● Task description
Please quote, unchanged, the listing lines below from the line holding "Give me the" through the line holding "legend-marker xyxy=(258,808,276,826)", both included.

● Extracted entries
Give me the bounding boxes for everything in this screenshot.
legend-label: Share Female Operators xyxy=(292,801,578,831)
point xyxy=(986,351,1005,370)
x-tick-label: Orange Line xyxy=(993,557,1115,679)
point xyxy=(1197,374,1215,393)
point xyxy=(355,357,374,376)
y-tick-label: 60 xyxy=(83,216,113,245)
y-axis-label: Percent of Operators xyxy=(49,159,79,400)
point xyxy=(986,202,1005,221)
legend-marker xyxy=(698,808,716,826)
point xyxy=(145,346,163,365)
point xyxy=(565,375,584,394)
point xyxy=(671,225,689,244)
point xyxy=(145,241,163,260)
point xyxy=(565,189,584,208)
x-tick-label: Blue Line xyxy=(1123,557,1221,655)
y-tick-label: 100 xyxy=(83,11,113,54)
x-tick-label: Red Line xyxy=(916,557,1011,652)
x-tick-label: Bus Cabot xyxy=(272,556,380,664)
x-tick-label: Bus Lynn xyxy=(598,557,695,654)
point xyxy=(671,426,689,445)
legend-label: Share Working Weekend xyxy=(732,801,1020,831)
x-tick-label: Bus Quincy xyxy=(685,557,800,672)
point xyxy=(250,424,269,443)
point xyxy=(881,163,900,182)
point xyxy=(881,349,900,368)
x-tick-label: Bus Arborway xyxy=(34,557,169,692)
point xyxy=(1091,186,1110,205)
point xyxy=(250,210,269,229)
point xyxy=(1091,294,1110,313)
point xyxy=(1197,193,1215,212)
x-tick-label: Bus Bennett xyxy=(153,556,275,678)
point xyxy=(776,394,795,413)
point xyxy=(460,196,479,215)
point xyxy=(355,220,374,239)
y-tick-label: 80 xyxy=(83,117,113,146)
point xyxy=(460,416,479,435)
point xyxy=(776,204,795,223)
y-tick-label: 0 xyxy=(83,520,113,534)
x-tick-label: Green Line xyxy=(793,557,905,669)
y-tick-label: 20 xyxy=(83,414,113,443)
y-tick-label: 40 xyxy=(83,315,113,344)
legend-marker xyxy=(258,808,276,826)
---
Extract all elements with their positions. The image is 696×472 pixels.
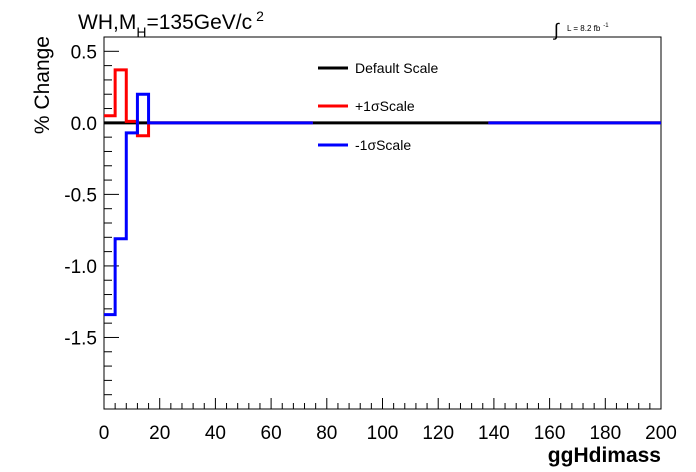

● Answer in full
Give me the bounding boxes for everything in this screenshot.
legend-label: Share Female Operators xyxy=(292,801,578,831)
point xyxy=(986,351,1005,370)
x-tick-label: Orange Line xyxy=(993,557,1115,679)
point xyxy=(1197,374,1215,393)
point xyxy=(355,357,374,376)
y-tick-label: 60 xyxy=(83,216,113,245)
y-axis-label: Percent of Operators xyxy=(49,159,79,400)
point xyxy=(986,202,1005,221)
legend-marker xyxy=(698,808,716,826)
point xyxy=(145,346,163,365)
point xyxy=(565,375,584,394)
point xyxy=(671,225,689,244)
point xyxy=(145,241,163,260)
point xyxy=(565,189,584,208)
x-tick-label: Blue Line xyxy=(1123,557,1221,655)
y-tick-label: 100 xyxy=(83,11,113,54)
x-tick-label: Red Line xyxy=(916,557,1011,652)
x-tick-label: Bus Cabot xyxy=(272,556,380,664)
x-tick-label: Bus Lynn xyxy=(598,557,695,654)
point xyxy=(671,426,689,445)
legend-label: Share Working Weekend xyxy=(732,801,1020,831)
x-tick-label: Bus Quincy xyxy=(685,557,800,672)
point xyxy=(250,424,269,443)
point xyxy=(881,163,900,182)
point xyxy=(881,349,900,368)
x-tick-label: Bus Arborway xyxy=(34,557,169,692)
point xyxy=(1091,186,1110,205)
point xyxy=(250,210,269,229)
point xyxy=(1091,294,1110,313)
point xyxy=(1197,193,1215,212)
x-tick-label: Bus Bennett xyxy=(153,556,275,678)
point xyxy=(776,394,795,413)
point xyxy=(460,196,479,215)
point xyxy=(355,220,374,239)
y-tick-label: 80 xyxy=(83,117,113,146)
point xyxy=(460,416,479,435)
point xyxy=(776,204,795,223)
y-tick-label: 0 xyxy=(83,520,113,534)
x-tick-label: Green Line xyxy=(793,557,905,669)
y-tick-label: 20 xyxy=(83,414,113,443)
y-tick-label: 40 xyxy=(83,315,113,344)
legend-marker xyxy=(258,808,276,826)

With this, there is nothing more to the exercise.